**Direction**
Check each line for the word "управления" and report how many have it. Give nothing else.

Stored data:

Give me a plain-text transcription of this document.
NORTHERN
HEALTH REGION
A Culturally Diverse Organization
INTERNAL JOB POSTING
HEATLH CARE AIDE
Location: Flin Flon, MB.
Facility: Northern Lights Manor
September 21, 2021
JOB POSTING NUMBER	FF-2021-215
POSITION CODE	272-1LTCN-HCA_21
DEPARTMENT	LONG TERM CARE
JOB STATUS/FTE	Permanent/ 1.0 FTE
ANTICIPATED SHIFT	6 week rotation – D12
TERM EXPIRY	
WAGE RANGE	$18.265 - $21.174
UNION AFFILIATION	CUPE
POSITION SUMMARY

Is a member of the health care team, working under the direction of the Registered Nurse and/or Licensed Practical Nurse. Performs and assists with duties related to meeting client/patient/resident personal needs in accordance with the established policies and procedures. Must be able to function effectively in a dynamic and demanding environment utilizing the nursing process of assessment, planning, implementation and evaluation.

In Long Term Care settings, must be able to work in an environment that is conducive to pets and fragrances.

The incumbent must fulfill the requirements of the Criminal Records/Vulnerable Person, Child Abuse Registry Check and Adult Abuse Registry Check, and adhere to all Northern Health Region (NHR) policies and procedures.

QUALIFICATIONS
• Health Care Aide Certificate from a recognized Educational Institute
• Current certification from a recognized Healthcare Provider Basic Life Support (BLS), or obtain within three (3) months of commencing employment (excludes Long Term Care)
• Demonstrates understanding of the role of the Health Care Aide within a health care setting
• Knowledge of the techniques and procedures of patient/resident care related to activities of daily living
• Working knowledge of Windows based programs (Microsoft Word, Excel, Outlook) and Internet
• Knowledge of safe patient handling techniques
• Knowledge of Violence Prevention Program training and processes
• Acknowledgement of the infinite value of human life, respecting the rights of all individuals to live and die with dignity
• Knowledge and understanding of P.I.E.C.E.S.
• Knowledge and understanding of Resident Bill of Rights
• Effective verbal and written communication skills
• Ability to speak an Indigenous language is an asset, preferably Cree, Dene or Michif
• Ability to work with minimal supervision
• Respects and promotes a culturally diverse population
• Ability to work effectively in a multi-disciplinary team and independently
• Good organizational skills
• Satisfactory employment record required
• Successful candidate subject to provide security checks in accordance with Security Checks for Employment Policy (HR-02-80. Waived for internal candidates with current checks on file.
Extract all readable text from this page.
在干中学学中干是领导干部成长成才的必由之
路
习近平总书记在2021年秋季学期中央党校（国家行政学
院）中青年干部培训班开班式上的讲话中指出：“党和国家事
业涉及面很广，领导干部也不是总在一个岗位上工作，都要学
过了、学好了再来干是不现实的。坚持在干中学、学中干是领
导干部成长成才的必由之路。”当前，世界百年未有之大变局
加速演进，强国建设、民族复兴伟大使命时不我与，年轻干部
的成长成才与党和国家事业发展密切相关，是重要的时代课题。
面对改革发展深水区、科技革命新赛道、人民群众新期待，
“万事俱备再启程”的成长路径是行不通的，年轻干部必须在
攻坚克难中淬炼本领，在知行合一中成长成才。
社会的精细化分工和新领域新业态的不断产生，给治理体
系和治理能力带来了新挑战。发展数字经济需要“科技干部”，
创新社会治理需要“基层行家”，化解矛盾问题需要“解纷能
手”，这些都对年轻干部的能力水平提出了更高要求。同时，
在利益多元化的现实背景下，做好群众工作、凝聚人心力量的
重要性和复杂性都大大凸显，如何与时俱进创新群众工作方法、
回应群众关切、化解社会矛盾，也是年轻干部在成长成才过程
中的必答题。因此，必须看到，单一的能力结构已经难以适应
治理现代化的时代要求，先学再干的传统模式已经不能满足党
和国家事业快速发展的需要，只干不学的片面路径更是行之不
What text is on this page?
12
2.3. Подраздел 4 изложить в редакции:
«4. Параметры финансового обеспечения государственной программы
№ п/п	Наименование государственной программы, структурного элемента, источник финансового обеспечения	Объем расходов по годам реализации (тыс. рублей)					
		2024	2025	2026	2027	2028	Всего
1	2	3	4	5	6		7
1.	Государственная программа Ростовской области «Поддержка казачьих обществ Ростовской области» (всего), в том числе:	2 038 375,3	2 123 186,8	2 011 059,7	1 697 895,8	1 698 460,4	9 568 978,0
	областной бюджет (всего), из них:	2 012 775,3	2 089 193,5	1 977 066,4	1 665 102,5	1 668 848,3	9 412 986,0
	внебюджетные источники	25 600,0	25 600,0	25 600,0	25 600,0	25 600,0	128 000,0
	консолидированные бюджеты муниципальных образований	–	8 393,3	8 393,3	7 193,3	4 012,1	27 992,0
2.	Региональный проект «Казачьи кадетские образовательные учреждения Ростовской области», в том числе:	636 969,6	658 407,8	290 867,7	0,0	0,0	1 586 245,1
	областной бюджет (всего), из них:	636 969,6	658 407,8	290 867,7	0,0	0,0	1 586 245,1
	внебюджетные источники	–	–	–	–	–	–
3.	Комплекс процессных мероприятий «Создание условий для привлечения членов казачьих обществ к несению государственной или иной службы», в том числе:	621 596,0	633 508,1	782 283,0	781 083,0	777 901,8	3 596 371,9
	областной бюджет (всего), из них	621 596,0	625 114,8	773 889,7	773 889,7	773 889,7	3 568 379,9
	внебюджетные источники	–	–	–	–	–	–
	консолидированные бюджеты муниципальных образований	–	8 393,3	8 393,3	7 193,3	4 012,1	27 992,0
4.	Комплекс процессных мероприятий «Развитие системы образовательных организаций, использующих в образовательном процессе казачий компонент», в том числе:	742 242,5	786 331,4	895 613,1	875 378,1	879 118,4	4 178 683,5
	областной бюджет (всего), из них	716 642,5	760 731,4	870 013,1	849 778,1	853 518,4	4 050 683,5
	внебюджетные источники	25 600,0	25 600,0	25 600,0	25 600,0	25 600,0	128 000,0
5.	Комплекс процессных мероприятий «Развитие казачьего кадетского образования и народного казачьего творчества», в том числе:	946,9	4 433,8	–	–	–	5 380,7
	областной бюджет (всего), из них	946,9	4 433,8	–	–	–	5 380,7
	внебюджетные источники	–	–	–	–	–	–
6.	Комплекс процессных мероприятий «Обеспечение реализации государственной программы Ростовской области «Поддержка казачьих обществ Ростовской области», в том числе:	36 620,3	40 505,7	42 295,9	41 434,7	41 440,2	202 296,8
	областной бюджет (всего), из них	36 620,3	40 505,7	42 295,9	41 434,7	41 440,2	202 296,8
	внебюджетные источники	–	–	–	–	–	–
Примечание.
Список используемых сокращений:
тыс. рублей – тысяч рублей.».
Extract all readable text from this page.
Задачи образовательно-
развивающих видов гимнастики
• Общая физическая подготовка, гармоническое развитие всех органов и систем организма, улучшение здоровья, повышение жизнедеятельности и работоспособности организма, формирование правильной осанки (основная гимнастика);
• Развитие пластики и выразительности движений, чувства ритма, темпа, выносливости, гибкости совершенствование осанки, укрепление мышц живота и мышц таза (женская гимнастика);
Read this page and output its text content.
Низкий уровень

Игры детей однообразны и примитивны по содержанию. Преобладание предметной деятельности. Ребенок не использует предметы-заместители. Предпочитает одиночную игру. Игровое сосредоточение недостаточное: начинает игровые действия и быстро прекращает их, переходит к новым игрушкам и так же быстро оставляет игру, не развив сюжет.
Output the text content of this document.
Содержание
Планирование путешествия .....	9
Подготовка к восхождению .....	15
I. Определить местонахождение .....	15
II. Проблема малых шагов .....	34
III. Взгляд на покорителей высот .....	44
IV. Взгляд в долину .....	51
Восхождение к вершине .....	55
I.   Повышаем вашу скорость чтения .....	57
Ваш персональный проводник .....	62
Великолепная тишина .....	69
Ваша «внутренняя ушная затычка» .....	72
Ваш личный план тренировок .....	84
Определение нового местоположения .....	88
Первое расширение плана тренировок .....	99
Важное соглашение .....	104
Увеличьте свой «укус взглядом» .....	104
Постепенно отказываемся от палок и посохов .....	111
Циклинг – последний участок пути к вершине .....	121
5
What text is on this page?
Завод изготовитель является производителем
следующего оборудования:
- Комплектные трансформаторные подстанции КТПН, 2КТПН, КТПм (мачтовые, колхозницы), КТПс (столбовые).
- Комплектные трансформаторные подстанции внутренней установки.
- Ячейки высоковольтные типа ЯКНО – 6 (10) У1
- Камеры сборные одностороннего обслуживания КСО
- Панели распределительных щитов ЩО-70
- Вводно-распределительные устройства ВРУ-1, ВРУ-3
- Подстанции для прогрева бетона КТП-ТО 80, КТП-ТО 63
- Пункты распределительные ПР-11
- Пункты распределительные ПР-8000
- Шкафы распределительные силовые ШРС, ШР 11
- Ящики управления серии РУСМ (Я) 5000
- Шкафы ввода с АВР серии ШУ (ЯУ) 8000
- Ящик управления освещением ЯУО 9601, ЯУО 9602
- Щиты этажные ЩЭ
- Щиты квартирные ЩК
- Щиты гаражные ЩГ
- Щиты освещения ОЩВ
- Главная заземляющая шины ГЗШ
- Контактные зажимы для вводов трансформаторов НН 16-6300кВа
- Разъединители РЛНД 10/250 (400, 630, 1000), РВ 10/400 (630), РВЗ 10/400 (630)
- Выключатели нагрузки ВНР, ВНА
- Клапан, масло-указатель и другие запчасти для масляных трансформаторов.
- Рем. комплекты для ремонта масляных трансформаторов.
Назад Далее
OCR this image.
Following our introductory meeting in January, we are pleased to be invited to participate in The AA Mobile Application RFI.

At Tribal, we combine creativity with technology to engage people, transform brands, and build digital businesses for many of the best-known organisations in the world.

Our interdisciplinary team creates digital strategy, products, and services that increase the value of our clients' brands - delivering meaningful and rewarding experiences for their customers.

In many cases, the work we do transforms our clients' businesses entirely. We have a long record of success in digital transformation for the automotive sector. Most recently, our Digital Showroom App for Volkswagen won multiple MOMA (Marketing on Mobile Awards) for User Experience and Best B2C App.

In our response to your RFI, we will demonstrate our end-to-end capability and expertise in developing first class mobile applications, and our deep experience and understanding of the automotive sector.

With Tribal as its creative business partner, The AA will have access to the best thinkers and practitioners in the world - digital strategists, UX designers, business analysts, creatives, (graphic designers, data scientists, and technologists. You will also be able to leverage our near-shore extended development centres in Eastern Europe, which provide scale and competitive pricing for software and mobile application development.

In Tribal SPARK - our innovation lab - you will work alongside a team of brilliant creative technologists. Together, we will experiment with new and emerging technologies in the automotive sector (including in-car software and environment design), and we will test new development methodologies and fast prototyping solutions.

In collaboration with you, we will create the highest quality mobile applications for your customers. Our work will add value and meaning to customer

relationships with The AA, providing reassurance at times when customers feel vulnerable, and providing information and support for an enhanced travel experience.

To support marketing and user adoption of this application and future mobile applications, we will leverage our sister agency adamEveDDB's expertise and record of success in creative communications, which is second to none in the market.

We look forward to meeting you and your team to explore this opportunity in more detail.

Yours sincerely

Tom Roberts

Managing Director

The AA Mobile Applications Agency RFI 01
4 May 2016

**Response**
2